### WRITTEN INSTRUCTION 1:
In the forum post on ARM GPIO programming, which pin is the LED defined on?
### WRITTEN INSTRUCTION 2:
Duplicate the rows between the row holding "bar-current-year — [447, 196, 476, 234]" and the row holding "data-label-current-year: 1,352 —", inclusive, and give nothing else.

### SELECTION:

*****

Here's a program I played with a long time ago to play with GPIO and edge interrupts. I'm assuming it still works. Haven't looked at it in a long time. It's pretty well documented inline. If you want me to trim out the input and interrupt stuff to make it simpler, I can.

Because ARM's tend to be more powerful uC's, they allow programming to be a little more obscure, so you see people writing for ARM's the way they would write for something like Linux.

Like mentioned, just go through the datasheet and learn the registers. Unfortunately they can be quite complex sometimes, since they try to handle everything.

[EDIT: Got rid of the edge interrupt code]
Code:
#include <AT91SAM7S256.h>

#define nop()  __asm__ __volatile__("nop")

#define LED            (1<<0)   // PA0
#define INPUT_PIN      (1<<1)   // PA1
#define INT_PIN        (1<<2)   // PA2

static void initialize( void);
void delay_us( int time);
void delay_ms( int time);

int main(void)

*****

### MATERIAL PROVIDED:
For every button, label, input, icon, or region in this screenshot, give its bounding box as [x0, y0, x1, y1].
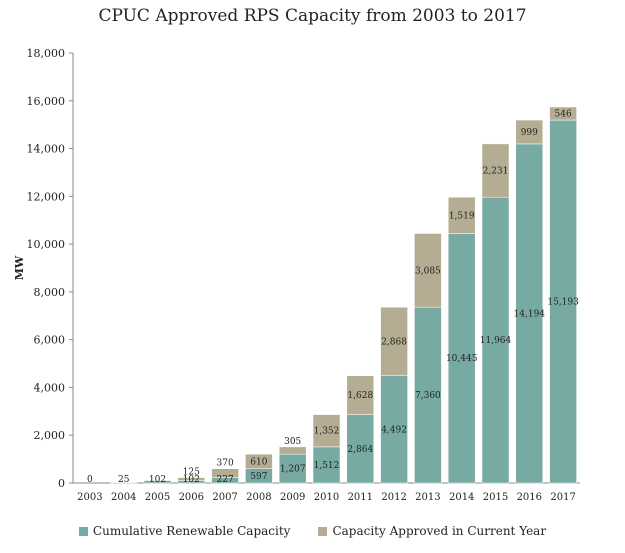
bar-current-year — [447, 196, 476, 234]
y-tick-label: 0 — [58, 477, 65, 490]
bar-cumulative — [278, 453, 307, 484]
bar-current-year — [549, 106, 577, 121]
bar-cumulative — [312, 446, 341, 484]
data-label-cumulative: 0 — [87, 475, 93, 485]
x-tick-label: 2004 — [111, 492, 136, 503]
data-label-current-year: 370 — [217, 459, 234, 469]
data-label-cumulative: 25 — [118, 475, 130, 485]
x-tick-label: 2006 — [179, 492, 204, 503]
x-tick-label: 2017 — [550, 492, 575, 503]
data-label-cumulative: 4,492 — [381, 425, 407, 435]
bar-current-year — [346, 375, 375, 415]
bar-cumulative — [549, 119, 577, 484]
data-label-current-year: 610 — [250, 457, 267, 467]
data-label-cumulative: 1,207 — [280, 465, 306, 475]
data-label-current-year: 999 — [521, 128, 538, 138]
legend-label-current-year: Capacity Approved in Current Year — [332, 524, 547, 538]
x-tick-label: 2014 — [449, 492, 474, 503]
data-label-cumulative: 597 — [250, 472, 267, 482]
x-tick-label: 2008 — [246, 492, 271, 503]
data-label-current-year: 1,352 — [314, 427, 340, 437]
data-label-cumulative: 14,194 — [514, 309, 546, 319]
bar-current-year — [414, 233, 442, 308]
data-label-current-year: 305 — [284, 437, 301, 447]
x-tick-label: 2016 — [517, 492, 542, 503]
bar-cumulative — [515, 143, 544, 484]
data-label-cumulative: 2,864 — [347, 445, 373, 455]
legend-swatch-cumulative — [78, 526, 88, 536]
legend-label-cumulative: Cumulative Renewable Capacity — [92, 524, 291, 538]
data-label-cumulative: 102 — [149, 475, 166, 485]
data-label-current-year: 1,628 — [347, 391, 373, 401]
x-tick-label: 2012 — [381, 492, 406, 503]
bar-cumulative — [380, 375, 408, 484]
bar-cumulative — [481, 196, 510, 484]
x-tick-label: 2010 — [314, 492, 339, 503]
y-tick-label: 4,000 — [34, 381, 66, 394]
data-label-cumulative: 7,360 — [415, 391, 441, 401]
bar-current-year — [245, 453, 273, 469]
data-label-cumulative: 10,445 — [446, 354, 478, 364]
data-label-cumulative: 227 — [217, 475, 234, 485]
data-label-current-year: 1,519 — [449, 211, 475, 221]
x-tick-label: 2003 — [77, 492, 102, 503]
data-label-current-year: 125 — [183, 468, 200, 478]
legend-swatch-current-year — [318, 526, 328, 536]
x-tick-label: 2005 — [145, 492, 170, 503]
y-tick-label: 14,000 — [27, 143, 66, 156]
bar-current-year — [515, 119, 544, 145]
bar-cumulative — [414, 306, 442, 484]
chart-title: CPUC Approved RPS Capacity from 2003 to … — [98, 6, 527, 26]
data-label-current-year: 3,085 — [415, 266, 441, 276]
data-label-cumulative: 15,193 — [547, 298, 579, 308]
x-tick-label: 2007 — [212, 492, 237, 503]
bar-current-year — [312, 414, 341, 448]
data-label-current-year: 2,231 — [483, 167, 509, 177]
x-tick-label: 2009 — [280, 492, 305, 503]
bar-current-year — [380, 306, 408, 376]
data-label-cumulative: 11,964 — [480, 336, 512, 346]
y-tick-label: 6,000 — [34, 334, 66, 347]
data-label-cumulative: 1,512 — [314, 461, 340, 471]
bar-current-year — [481, 143, 510, 198]
data-label-current-year: 2,868 — [381, 337, 407, 347]
legend-item-cumulative: Cumulative Renewable Capacity — [78, 524, 291, 538]
bar-current-year — [211, 468, 239, 478]
bar-current-year — [177, 477, 206, 481]
y-tick-label: 8,000 — [34, 286, 66, 299]
x-tick-label: 2013 — [415, 492, 440, 503]
x-tick-label: 2015 — [483, 492, 508, 503]
y-tick-label: 16,000 — [27, 95, 66, 108]
bar-cumulative — [447, 233, 476, 484]
data-label-current-year: 546 — [555, 110, 572, 120]
y-tick-label: 12,000 — [27, 190, 66, 203]
y-axis-label: MW — [13, 255, 26, 280]
bar-current-year — [278, 446, 307, 455]
y-tick-label: 10,000 — [27, 238, 66, 251]
y-tick-label: 2,000 — [34, 429, 66, 442]
bar-cumulative — [143, 480, 172, 484]
data-label-cumulative: 102 — [183, 475, 200, 485]
y-tick-label: 18,000 — [27, 47, 66, 60]
legend-item-current-year: Capacity Approved in Current Year — [318, 524, 546, 538]
bar-cumulative — [109, 482, 138, 484]
chart-legend: Cumulative Renewable Capacity Capacity A… — [0, 524, 625, 538]
x-tick-label: 2011 — [348, 492, 373, 503]
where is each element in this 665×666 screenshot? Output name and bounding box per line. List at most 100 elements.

*****

### WORKED ANSWER 1:
PA0

### WORKED ANSWER 2:
bar-current-year — [447, 196, 476, 234]
y-tick-label: 0 — [58, 477, 65, 490]
bar-cumulative — [278, 453, 307, 484]
bar-current-year — [549, 106, 577, 121]
bar-cumulative — [312, 446, 341, 484]
data-label-cumulative: 0 — [87, 475, 93, 485]
x-tick-label: 2004 — [111, 492, 136, 503]
data-label-current-year: 370 — [217, 459, 234, 469]
data-label-cumulative: 25 — [118, 475, 130, 485]
x-tick-label: 2006 — [179, 492, 204, 503]
x-tick-label: 2017 — [550, 492, 575, 503]
data-label-cumulative: 4,492 — [381, 425, 407, 435]
bar-current-year — [346, 375, 375, 415]
bar-cumulative — [549, 119, 577, 484]
data-label-current-year: 610 — [250, 457, 267, 467]
data-label-cumulative: 1,207 — [280, 465, 306, 475]
data-label-current-year: 999 — [521, 128, 538, 138]
legend-label-current-year: Capacity Approved in Current Year — [332, 524, 547, 538]
x-tick-label: 2014 — [449, 492, 474, 503]
data-label-cumulative: 597 — [250, 472, 267, 482]
x-tick-label: 2008 — [246, 492, 271, 503]
data-label-current-year: 1,352 — [314, 427, 340, 437]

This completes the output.